***** DATASET CONTENT
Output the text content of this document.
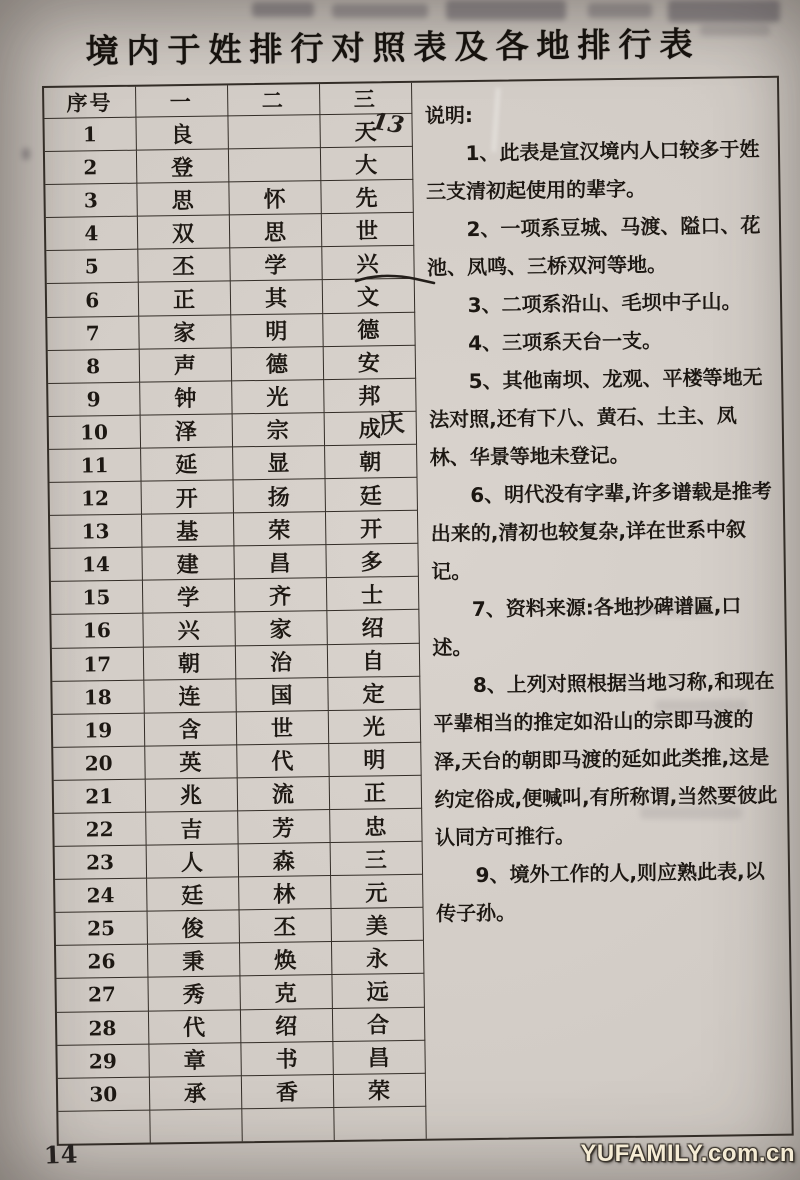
境内于姓排行对照表及各地排行表
序号	一	二	三
1	良		天
2	登		大
3	思	怀	先
4	双	思	世
5	丕	学	兴
6	正	其	文
7	家	明	德
8	声	德	安
9	钟	光	邦
10	泽	宗	成
11	延	显	朝
12	开	扬	廷
13	基	荣	开
14	建	昌	多
15	学	齐	士
16	兴	家	绍
17	朝	治	自
18	连	国	定
19	含	世	光
20	英	代	明
21	兆	流	正
22	吉	芳	忠
23	人	森	三
24	廷	林	元
25	俊	丕	美
26	秉	焕	永
27	秀	克	远
28	代	绍	合
29	章	书	昌
30	承	香	荣

说明:

1、此表是宣汉境内人口较多于姓三支清初起使用的辈字。

2、一项系豆城、马渡、隘口、花池、凤鸣、三桥双河等地。

3、二项系沿山、毛坝中子山。

4、三项系天台一支。

5、其他南坝、龙观、平楼等地无法对照,还有下八、黄石、土主、凤林、华景等地未登记。

6、明代没有字辈,许多谱载是推考出来的,清初也较复杂,详在世系中叙记。

7、资料来源:各地抄碑谱匾,口述。

8、上列对照根据当地习称,和现在平辈相当的推定如沿山的宗即马渡的泽,天台的朝即马渡的延如此类推,这是约定俗成,便喊叫,有所称谓,当然要彼此认同方可推行。

9、境外工作的人,则应熟此表,以传子孙。

13
庆
14	YUFAMILY.com.cn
**********
◆ WHAT YOU HAVE TO DO:
Using the material above, retype each entry exactly and omit the pictures.

◆ ANSWER:
Output the text content of this document.
境内于姓排行对照表及各地排行表
序号	一	二	三
1	良		天
2	登		大
3	思	怀	先
4	双	思	世
5	丕	学	兴
6	正	其	文
7	家	明	德
8	声	德	安
9	钟	光	邦
10	泽	宗	成
11	延	显	朝
12	开	扬	廷
13	基	荣	开
14	建	昌	多
15	学	齐	士
16	兴	家	绍
17	朝	治	自
18	连	国	定
19	含	世	光
20	英	代	明
21	兆	流	正
22	吉	芳	忠
23	人	森	三
24	廷	林	元
25	俊	丕	美
26	秉	焕	永
27	秀	克	远
28	代	绍	合
29	章	书	昌
30	承	香	荣

说明:

1、此表是宣汉境内人口较多于姓三支清初起使用的辈字。

2、一项系豆城、马渡、隘口、花池、凤鸣、三桥双河等地。

3、二项系沿山、毛坝中子山。

4、三项系天台一支。

5、其他南坝、龙观、平楼等地无法对照,还有下八、黄石、土主、凤林、华景等地未登记。

6、明代没有字辈,许多谱载是推考出来的,清初也较复杂,详在世系中叙记。

7、资料来源:各地抄碑谱匾,口述。

8、上列对照根据当地习称,和现在平辈相当的推定如沿山的宗即马渡的泽,天台的朝即马渡的延如此类推,这是约定俗成,便喊叫,有所称谓,当然要彼此认同方可推行。

9、境外工作的人,则应熟此表,以传子孙。

13
庆
14	YUFAMILY.com.cn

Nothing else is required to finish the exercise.